**Passage:**

'''

# [SOLVED] 97 Jeep Grand Cherokee Gas gauge problem



## ronsena

Once the Gas gauge comes off of Full, it will suddenly drop to Empty then go back up to almost where it was before.
It can do this repeatedly for up to a half hour while I am driving long term.
Then it may stop for awhile.

I thought battery and replaced it, as it does it mostly when the AC is on.

I also heard that the gas tank sensors could be bad. Are these user changable?

Thanks


----------



## Mullet Man

It could be the sender in the tank or a wiring problem.
If the Jeep has close to 100,000 miles on it or more, it would not hurt to replace the fuel pump which comes complete with sending unit, filter, etc.
I had a 1998 Jeep with the same problem. Dropping the tank and replacing the fuel pump assy fixed it. :sayyes:


----------



## JamesO

There have been a lot of issues recently where the fuel additives have damaged the fuel sending unit in vehicles causing problems similiar as to what you have described. Assuming you have no issues with a wiring problem outside the fuel tank, I would place my bet on the in tank sender as the other person suggested.

JamesO


----------



## ronsena

Thanks guys,

Ya know, thinking about it. The problem did start after I had put in some gas additives. 
But I assume that this is going to require a trip to the dealership for repair..

Thanks again


----------



## JamesO

The problems have been more with what the gasoline suppilers are using more that what you the owner can add. It has to do with the oxyenated fuel additives that are used to reduce vehicle emissions.

Not an easy change as the gas tank needs to be dropped. If you go that route, make sure you run your tank very close to empty to make it easier on the shop and your wallet. 

JamesO


----------



## Ally98

*Re: 97 Jeep Grand Cherokee Gas gauge problem*



Mullet Man said:


> It could be the sender in the tank or a wiring problem.
> If the Jeep has close to 100,000 miles on it or more, it would not hurt to replace the fuel pump which comes complete with sending unit, filter, etc.
> I had a 1998 Jeep with the same problem. Dropping the tank and replacing the fuel pump assy fixed it. :sayyes:



Is jeep safe to drive when gas tank is doing this? I have a GC 98 and the gas tank just yesterday started doing the same things, its sort of freaking me out driving. Will it just stop because gas gauge and everything is saying its empty or will it just be an annoyance?


----------



## JamesO

*Re: 97 Jeep Grand Cherokee Gas gauge problem*

Granted it is an older vehicle, but you might check with the dealer to see if Jeep has any customer programs to help offset the cost of the repair. Running out of gas is unsafe and many of the manufacturers are covering part of the cost on some of the newer vehicles that have these types of problems.

The other option is to fill the tank, reset the trip odometer or note the mileage. Fill up every 200-250 miles, as most?? vehicles are designed to have about a 300+ mile distance on a full tank. This varies with type of driving that you do.

200 miles should be on the safe side. 

JamesO


----------



## Ally98

*Re: 97 Jeep Grand Cherokee Gas gauge problem*

Thanks for you help


----------

'''

**Task a:**
Name every forum user who posted in the Jeep thread, listing each name once.
The entries have nothing to do with the Jeep thread.

**Records to use:**
'''

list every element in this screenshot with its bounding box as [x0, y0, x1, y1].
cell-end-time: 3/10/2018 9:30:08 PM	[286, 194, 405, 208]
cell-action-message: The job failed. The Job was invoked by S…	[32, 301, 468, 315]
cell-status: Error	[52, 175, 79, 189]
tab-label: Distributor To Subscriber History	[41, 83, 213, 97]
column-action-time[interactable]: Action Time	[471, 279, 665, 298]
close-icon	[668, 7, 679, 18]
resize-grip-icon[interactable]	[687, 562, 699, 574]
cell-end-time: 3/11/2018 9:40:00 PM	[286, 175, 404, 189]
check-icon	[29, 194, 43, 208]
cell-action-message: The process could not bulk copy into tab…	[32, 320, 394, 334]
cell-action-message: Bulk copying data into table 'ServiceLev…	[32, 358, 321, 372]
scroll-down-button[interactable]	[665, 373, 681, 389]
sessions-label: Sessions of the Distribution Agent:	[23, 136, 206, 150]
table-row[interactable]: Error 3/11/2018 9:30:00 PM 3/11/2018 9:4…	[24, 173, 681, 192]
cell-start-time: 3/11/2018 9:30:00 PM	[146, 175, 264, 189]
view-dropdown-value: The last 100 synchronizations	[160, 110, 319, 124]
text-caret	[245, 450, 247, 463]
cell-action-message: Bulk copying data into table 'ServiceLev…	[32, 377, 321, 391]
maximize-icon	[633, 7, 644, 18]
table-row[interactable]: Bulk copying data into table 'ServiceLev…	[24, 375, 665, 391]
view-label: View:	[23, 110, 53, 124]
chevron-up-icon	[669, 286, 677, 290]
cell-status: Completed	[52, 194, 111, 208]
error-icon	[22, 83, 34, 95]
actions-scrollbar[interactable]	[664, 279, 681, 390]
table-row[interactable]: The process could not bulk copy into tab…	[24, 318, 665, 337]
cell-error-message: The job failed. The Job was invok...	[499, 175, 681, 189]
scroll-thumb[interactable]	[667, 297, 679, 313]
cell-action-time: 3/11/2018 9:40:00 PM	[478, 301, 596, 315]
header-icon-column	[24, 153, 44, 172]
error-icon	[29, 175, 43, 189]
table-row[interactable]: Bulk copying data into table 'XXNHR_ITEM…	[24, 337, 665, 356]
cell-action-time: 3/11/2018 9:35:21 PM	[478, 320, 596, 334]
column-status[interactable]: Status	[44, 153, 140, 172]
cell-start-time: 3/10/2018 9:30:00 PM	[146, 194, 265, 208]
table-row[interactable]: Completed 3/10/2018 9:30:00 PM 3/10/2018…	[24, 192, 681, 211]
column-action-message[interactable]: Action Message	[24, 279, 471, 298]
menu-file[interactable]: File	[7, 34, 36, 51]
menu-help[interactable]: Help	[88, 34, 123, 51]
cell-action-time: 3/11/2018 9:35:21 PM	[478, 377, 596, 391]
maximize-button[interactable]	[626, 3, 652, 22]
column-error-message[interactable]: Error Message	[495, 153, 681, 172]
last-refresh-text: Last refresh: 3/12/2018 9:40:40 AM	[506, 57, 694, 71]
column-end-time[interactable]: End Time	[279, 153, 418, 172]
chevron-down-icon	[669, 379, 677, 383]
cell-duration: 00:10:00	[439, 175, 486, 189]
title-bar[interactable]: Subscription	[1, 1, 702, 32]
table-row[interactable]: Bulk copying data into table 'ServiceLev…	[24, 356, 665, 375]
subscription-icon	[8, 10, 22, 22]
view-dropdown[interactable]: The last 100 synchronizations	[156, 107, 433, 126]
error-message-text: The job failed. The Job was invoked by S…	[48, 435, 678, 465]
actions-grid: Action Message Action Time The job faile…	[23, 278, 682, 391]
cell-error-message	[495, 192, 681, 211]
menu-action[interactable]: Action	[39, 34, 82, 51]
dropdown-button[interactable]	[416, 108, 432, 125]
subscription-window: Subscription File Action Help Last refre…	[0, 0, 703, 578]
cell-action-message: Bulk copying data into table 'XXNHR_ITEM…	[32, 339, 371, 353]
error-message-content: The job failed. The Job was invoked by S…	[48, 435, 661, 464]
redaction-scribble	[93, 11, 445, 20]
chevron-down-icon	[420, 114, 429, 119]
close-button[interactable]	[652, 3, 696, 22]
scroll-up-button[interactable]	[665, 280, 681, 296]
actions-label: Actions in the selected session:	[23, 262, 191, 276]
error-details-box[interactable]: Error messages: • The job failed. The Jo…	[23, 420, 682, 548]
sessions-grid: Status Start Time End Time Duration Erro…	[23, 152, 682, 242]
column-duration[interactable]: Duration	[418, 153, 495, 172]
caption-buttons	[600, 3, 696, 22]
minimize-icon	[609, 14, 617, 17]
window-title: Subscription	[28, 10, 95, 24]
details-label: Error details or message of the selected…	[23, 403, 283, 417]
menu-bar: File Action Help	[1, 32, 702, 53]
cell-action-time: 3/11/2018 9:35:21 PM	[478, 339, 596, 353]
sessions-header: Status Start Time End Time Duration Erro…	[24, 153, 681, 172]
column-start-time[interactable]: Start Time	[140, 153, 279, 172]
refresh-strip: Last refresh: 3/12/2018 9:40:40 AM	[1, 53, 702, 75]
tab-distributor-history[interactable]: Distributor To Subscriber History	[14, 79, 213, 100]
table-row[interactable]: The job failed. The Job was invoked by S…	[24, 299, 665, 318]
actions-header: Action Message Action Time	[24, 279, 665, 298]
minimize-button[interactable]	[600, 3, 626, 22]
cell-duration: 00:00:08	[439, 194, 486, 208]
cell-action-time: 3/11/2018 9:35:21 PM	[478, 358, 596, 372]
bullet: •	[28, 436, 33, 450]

'''

**Task b:**
Quote the entries, starting at their first line and ending at the line that contains "tab-label: Distributor To".

**Task answer a:**
ronsena, Mullet Man, JamesO, Ally98

**Task answer b:**
list every element in this screenshot with its bounding box as [x0, y0, x1, y1].
cell-end-time: 3/10/2018 9:30:08 PM	[286, 194, 405, 208]
cell-action-message: The job failed. The Job was invoked by S…	[32, 301, 468, 315]
cell-status: Error	[52, 175, 79, 189]
tab-label: Distributor To Subscriber History	[41, 83, 213, 97]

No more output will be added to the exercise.